▸ **DATA RECORDS**:
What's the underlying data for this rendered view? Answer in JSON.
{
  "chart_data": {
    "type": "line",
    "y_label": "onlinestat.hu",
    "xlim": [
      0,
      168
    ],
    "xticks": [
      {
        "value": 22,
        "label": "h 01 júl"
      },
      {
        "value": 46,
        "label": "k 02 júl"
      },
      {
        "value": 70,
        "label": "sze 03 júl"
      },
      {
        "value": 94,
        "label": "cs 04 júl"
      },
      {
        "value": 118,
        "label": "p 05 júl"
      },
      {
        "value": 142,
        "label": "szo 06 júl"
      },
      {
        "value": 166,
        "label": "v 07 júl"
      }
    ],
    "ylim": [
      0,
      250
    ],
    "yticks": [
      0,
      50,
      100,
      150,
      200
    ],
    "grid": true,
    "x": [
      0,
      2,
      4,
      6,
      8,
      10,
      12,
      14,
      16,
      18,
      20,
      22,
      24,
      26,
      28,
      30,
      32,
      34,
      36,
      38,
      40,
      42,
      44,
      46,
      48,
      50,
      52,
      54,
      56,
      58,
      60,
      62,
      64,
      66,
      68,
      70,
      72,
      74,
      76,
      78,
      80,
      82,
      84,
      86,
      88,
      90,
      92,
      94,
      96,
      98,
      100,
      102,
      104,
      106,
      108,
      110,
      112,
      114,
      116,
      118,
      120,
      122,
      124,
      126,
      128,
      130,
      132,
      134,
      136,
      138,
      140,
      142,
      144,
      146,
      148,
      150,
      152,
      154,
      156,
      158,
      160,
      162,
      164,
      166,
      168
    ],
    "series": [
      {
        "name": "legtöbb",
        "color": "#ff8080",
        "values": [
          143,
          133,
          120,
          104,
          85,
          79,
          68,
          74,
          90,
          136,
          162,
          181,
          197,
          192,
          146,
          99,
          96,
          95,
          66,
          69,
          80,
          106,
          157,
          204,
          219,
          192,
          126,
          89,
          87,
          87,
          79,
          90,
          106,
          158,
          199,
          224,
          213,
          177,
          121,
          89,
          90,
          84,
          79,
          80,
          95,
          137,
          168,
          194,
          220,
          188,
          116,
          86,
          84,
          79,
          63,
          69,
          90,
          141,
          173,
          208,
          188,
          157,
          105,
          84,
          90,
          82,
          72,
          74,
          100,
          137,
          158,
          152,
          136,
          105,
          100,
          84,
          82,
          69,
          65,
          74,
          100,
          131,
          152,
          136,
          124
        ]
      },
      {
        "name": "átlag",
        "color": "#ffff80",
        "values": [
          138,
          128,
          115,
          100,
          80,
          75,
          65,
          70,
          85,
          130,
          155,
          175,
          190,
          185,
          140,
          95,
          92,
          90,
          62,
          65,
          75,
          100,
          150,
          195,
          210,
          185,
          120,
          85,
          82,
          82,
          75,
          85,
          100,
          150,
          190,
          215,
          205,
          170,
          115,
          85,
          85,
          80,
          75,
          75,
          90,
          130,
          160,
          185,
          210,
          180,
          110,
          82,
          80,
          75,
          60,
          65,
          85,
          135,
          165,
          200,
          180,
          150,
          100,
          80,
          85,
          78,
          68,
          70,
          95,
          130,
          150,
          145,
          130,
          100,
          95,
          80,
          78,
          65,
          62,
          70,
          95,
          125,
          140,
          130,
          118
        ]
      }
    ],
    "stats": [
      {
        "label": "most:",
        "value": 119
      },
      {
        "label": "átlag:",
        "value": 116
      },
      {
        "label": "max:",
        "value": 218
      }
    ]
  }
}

▸ **EXERCISE GOAL**: Copy every line of the material, please, keeping it exactly the same.

▸ **TASK ANSWER**:
What's the underlying data for this rendered view? Answer in JSON.
{
  "chart_data": {
    "type": "line",
    "y_label": "onlinestat.hu",
    "xlim": [
      0,
      168
    ],
    "xticks": [
      {
        "value": 22,
        "label": "h 01 júl"
      },
      {
        "value": 46,
        "label": "k 02 júl"
      },
      {
        "value": 70,
        "label": "sze 03 júl"
      },
      {
        "value": 94,
        "label": "cs 04 júl"
      },
      {
        "value": 118,
        "label": "p 05 júl"
      },
      {
        "value": 142,
        "label": "szo 06 júl"
      },
      {
        "value": 166,
        "label": "v 07 júl"
      }
    ],
    "ylim": [
      0,
      250
    ],
    "yticks": [
      0,
      50,
      100,
      150,
      200
    ],
    "grid": true,
    "x": [
      0,
      2,
      4,
      6,
      8,
      10,
      12,
      14,
      16,
      18,
      20,
      22,
      24,
      26,
      28,
      30,
      32,
      34,
      36,
      38,
      40,
      42,
      44,
      46,
      48,
      50,
      52,
      54,
      56,
      58,
      60,
      62,
      64,
      66,
      68,
      70,
      72,
      74,
      76,
      78,
      80,
      82,
      84,
      86,
      88,
      90,
      92,
      94,
      96,
      98,
      100,
      102,
      104,
      106,
      108,
      110,
      112,
      114,
      116,
      118,
      120,
      122,
      124,
      126,
      128,
      130,
      132,
      134,
      136,
      138,
      140,
      142,
      144,
      146,
      148,
      150,
      152,
      154,
      156,
      158,
      160,
      162,
      164,
      166,
      168
    ],
    "series": [
      {
        "name": "legtöbb",
        "color": "#ff8080",
        "values": [
          143,
          133,
          120,
          104,
          85,
          79,
          68,
          74,
          90,
          136,
          162,
          181,
          197,
          192,
          146,
          99,
          96,
          95,
          66,
          69,
          80,
          106,
          157,
          204,
          219,
          192,
          126,
          89,
          87,
          87,
          79,
          90,
          106,
          158,
          199,
          224,
          213,
          177,
          121,
          89,
          90,
          84,
          79,
          80,
          95,
          137,
          168,
          194,
          220,
          188,
          116,
          86,
          84,
          79,
          63,
          69,
          90,
          141,
          173,
          208,
          188,
          157,
          105,
          84,
          90,
          82,
          72,
          74,
          100,
          137,
          158,
          152,
          136,
          105,
          100,
          84,
          82,
          69,
          65,
          74,
          100,
          131,
          152,
          136,
          124
        ]
      },
      {
        "name": "átlag",
        "color": "#ffff80",
        "values": [
          138,
          128,
          115,
          100,
          80,
          75,
          65,
          70,
          85,
          130,
          155,
          175,
          190,
          185,
          140,
          95,
          92,
          90,
          62,
          65,
          75,
          100,
          150,
          195,
          210,
          185,
          120,
          85,
          82,
          82,
          75,
          85,
          100,
          150,
          190,
          215,
          205,
          170,
          115,
          85,
          85,
          80,
          75,
          75,
          90,
          130,
          160,
          185,
          210,
          180,
          110,
          82,
          80,
          75,
          60,
          65,
          85,
          135,
          165,
          200,
          180,
          150,
          100,
          80,
          85,
          78,
          68,
          70,
          95,
          130,
          150,
          145,
          130,
          100,
          95,
          80,
          78,
          65,
          62,
          70,
          95,
          125,
          140,
          130,
          118
        ]
      }
    ],
    "stats": [
      {
        "label": "most:",
        "value": 119
      },
      {
        "label": "átlag:",
        "value": 116
      },
      {
        "label": "max:",
        "value": 218
      }
    ]
  }
}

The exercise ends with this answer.